Items listed in a dataset
..........
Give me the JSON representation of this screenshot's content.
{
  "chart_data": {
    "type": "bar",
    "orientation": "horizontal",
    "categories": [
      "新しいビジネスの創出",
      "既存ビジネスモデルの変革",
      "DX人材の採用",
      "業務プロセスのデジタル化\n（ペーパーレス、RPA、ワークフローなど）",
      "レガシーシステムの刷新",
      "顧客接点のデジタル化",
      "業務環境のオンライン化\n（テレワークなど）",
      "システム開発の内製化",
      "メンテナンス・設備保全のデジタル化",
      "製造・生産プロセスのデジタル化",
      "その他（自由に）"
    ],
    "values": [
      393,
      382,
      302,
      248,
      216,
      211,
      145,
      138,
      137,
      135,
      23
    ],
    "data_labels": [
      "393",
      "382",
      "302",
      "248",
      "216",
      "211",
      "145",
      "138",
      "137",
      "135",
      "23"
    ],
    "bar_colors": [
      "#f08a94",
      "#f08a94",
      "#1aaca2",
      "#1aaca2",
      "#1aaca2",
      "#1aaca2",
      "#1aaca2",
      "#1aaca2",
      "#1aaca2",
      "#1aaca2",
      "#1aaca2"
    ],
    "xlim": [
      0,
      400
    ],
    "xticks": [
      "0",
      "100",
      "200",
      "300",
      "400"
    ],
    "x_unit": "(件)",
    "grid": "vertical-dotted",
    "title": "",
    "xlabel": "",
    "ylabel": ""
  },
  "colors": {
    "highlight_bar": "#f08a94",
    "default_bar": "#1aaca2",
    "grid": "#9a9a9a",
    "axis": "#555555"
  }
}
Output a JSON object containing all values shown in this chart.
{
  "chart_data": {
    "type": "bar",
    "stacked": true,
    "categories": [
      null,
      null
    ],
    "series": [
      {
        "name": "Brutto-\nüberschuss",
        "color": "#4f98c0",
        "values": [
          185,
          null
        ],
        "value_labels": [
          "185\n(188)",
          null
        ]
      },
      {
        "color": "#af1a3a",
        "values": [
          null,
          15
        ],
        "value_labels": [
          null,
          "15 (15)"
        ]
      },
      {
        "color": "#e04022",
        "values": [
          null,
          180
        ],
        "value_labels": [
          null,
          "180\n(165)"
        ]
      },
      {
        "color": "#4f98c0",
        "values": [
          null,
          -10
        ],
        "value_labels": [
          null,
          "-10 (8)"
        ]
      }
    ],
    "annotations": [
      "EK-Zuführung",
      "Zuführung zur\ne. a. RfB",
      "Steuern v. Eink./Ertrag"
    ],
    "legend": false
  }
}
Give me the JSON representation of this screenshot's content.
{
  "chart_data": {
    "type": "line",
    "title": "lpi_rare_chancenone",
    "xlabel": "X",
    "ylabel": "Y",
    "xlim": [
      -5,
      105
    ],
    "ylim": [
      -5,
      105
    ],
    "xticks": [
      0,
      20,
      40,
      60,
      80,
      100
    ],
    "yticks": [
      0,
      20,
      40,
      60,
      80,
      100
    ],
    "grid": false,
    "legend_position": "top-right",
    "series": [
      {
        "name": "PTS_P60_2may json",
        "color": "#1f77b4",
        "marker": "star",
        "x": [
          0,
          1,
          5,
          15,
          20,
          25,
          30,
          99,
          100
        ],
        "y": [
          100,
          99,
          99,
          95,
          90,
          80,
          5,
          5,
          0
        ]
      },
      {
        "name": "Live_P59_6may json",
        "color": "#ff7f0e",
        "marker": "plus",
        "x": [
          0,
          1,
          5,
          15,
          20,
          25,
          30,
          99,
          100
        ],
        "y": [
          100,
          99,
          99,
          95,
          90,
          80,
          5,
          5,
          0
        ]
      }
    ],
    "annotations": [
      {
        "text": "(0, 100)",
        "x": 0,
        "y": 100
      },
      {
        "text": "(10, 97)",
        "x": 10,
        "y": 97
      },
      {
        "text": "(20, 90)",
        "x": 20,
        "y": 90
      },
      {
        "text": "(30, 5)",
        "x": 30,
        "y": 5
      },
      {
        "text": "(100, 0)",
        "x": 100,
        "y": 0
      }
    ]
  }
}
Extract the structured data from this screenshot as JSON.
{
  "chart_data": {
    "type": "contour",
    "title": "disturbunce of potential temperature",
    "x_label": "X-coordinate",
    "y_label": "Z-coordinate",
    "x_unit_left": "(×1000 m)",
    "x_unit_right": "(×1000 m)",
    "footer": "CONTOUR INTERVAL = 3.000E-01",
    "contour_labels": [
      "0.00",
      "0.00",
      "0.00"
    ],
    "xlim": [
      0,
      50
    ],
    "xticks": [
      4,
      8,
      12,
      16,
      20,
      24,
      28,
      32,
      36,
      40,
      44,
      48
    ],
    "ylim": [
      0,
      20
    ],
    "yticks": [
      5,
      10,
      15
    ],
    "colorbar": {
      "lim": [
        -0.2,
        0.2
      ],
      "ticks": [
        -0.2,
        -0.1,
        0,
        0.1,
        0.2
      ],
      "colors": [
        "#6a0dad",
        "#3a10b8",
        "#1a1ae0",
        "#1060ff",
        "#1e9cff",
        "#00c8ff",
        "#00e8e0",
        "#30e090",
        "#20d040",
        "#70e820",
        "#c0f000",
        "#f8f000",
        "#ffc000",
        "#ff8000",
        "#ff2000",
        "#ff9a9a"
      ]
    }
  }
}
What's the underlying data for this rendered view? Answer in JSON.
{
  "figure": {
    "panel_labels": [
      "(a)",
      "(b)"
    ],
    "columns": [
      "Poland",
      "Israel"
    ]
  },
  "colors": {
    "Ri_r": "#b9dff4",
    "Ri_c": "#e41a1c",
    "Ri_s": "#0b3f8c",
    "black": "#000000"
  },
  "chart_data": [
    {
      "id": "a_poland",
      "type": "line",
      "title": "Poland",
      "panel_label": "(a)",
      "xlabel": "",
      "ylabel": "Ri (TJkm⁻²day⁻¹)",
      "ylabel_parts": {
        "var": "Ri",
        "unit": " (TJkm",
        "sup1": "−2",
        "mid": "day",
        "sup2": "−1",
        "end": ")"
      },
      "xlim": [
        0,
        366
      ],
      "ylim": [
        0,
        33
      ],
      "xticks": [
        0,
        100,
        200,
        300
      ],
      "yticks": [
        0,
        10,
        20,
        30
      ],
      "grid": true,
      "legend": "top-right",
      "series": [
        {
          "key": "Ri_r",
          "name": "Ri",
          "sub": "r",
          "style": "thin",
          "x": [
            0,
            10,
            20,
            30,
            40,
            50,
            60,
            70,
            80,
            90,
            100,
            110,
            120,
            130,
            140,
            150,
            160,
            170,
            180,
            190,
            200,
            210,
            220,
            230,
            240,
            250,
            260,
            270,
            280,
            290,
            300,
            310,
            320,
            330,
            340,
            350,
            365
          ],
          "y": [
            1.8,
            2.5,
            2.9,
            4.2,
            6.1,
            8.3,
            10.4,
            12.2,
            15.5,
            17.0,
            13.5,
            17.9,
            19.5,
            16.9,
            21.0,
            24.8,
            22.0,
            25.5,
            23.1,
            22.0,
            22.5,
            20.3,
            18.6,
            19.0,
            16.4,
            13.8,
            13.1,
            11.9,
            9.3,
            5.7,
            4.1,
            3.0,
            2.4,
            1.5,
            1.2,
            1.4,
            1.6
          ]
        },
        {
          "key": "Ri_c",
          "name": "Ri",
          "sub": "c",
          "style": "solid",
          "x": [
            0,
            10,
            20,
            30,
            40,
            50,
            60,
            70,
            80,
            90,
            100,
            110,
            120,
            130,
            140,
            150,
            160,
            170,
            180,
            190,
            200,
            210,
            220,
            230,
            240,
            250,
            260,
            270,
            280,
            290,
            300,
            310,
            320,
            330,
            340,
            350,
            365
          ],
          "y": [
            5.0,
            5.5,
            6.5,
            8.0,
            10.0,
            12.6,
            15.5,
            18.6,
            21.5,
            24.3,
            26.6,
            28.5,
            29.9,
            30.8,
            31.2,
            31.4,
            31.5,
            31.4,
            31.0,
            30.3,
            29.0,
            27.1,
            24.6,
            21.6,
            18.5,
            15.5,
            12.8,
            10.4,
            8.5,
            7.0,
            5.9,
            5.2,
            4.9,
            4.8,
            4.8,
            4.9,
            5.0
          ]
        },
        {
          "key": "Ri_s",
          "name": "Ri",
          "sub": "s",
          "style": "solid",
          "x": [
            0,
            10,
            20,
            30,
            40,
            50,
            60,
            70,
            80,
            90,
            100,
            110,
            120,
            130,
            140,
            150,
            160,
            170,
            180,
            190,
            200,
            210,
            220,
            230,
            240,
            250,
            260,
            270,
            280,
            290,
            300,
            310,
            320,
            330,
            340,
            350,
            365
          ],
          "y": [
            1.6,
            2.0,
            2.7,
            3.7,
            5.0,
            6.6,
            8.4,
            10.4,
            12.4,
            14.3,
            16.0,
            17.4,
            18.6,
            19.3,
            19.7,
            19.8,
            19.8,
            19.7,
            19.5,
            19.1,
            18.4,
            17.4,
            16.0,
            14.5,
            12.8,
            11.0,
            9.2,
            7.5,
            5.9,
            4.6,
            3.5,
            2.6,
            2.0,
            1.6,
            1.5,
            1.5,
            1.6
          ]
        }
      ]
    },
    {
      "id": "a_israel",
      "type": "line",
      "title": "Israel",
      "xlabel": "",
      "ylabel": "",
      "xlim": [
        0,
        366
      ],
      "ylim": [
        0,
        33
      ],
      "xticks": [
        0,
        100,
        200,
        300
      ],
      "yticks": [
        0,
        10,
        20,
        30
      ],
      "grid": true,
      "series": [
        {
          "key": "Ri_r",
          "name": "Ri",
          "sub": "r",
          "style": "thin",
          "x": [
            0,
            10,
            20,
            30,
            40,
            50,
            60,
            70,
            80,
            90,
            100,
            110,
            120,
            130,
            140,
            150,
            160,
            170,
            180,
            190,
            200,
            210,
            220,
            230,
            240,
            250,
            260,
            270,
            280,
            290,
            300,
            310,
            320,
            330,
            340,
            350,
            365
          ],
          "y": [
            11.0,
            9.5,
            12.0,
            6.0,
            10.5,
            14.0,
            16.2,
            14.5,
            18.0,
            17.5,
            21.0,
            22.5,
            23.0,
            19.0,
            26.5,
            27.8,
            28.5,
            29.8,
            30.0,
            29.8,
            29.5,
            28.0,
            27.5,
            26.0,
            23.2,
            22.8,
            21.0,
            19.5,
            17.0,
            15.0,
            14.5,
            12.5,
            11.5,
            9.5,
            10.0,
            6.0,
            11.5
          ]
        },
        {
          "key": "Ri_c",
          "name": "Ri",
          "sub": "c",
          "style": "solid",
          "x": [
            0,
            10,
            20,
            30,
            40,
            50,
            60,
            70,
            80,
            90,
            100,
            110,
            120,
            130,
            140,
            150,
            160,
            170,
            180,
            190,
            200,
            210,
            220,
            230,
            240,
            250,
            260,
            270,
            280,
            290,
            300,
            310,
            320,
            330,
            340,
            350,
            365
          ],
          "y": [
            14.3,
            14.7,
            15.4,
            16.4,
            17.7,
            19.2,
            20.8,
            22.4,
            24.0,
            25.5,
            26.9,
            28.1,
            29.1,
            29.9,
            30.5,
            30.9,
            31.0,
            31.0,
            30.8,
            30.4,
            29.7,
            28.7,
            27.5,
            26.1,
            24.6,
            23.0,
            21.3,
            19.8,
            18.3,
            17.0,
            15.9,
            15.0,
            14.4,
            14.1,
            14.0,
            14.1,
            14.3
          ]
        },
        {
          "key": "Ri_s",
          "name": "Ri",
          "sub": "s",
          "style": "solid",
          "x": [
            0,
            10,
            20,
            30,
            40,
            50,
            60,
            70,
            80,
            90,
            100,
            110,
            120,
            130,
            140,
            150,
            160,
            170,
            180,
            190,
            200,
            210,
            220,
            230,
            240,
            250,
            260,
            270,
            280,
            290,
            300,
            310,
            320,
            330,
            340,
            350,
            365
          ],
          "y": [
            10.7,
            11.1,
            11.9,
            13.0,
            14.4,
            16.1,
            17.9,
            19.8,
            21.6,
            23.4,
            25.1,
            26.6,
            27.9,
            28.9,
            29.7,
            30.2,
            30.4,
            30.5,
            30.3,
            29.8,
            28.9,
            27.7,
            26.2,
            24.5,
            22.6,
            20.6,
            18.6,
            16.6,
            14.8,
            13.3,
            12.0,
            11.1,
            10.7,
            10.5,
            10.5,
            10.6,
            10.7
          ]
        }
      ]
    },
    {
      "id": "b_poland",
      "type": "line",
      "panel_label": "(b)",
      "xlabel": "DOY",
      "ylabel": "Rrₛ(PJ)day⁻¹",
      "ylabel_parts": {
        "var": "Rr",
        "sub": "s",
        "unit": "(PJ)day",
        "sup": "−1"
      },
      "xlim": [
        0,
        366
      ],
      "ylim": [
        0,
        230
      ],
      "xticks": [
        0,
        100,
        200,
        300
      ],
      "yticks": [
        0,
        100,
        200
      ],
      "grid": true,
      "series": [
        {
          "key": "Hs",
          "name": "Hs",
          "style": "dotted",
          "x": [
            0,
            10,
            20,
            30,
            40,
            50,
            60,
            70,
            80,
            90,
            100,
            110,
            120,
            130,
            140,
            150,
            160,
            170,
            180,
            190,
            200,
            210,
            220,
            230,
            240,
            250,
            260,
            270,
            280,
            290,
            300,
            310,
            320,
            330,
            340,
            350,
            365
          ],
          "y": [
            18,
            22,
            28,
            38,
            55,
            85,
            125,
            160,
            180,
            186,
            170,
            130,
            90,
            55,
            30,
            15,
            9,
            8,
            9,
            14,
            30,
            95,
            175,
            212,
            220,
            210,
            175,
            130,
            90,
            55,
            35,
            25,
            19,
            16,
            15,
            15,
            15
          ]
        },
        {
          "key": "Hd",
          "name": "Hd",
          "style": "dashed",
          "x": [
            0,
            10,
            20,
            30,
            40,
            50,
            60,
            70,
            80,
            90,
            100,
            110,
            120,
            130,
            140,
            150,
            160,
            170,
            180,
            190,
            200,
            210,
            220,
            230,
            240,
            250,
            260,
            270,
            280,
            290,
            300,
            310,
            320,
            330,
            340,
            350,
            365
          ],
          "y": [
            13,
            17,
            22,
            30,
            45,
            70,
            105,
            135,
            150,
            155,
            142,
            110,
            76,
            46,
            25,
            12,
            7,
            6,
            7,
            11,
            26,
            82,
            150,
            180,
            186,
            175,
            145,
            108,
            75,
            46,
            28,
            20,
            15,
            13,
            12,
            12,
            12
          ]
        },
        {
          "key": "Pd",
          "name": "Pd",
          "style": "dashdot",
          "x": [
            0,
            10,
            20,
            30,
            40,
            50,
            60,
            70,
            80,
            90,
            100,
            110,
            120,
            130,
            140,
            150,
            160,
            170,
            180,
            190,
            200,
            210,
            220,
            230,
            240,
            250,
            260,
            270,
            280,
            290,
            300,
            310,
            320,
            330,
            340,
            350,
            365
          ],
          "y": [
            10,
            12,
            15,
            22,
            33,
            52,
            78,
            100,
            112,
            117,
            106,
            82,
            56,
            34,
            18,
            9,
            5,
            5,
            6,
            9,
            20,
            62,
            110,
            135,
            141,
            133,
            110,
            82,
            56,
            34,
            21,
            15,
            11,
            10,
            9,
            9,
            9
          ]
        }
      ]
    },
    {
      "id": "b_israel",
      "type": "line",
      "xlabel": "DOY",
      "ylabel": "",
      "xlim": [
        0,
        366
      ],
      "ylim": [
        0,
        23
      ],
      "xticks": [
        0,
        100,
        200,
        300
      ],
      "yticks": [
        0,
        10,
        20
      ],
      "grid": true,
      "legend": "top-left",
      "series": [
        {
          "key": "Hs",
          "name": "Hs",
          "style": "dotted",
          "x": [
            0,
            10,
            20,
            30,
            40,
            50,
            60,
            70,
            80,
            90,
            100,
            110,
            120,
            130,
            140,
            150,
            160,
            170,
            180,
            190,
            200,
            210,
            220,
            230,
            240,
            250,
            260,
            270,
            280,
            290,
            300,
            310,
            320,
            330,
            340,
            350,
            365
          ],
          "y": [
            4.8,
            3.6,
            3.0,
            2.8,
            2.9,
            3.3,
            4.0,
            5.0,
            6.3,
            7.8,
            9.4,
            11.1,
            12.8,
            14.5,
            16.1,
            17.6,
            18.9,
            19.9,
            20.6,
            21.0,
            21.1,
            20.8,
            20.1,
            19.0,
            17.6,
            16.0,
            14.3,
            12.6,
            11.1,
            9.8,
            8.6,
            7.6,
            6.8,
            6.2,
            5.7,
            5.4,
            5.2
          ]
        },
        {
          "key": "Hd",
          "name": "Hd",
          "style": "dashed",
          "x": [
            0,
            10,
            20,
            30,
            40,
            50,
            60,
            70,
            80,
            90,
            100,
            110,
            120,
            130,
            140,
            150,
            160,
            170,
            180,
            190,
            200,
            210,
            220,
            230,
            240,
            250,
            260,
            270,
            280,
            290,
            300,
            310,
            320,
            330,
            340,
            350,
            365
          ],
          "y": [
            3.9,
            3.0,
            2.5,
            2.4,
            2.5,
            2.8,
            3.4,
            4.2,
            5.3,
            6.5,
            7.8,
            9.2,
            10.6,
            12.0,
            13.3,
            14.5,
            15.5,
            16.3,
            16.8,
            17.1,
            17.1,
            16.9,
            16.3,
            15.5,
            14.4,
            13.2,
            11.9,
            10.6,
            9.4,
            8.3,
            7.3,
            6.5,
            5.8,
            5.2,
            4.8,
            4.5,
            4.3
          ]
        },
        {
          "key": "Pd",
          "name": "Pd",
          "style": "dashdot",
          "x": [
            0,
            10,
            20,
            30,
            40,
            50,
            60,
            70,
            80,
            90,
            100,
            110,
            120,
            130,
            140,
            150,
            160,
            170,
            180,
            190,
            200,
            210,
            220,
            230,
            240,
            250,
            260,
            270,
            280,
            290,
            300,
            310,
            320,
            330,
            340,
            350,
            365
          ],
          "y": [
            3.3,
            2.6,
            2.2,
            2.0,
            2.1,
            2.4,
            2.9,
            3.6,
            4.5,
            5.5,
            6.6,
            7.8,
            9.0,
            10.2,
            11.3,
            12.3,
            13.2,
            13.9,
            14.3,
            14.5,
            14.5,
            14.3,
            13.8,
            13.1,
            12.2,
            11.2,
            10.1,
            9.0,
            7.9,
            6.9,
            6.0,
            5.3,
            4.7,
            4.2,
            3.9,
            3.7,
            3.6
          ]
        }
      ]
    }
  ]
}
..........
> EXERCISE GOAL
Filter out every line that lacks the word "coordinate", and copy the rest.

> TASK RESULT
    "x_label": "X-coordinate",
    "y_label": "Z-coordinate",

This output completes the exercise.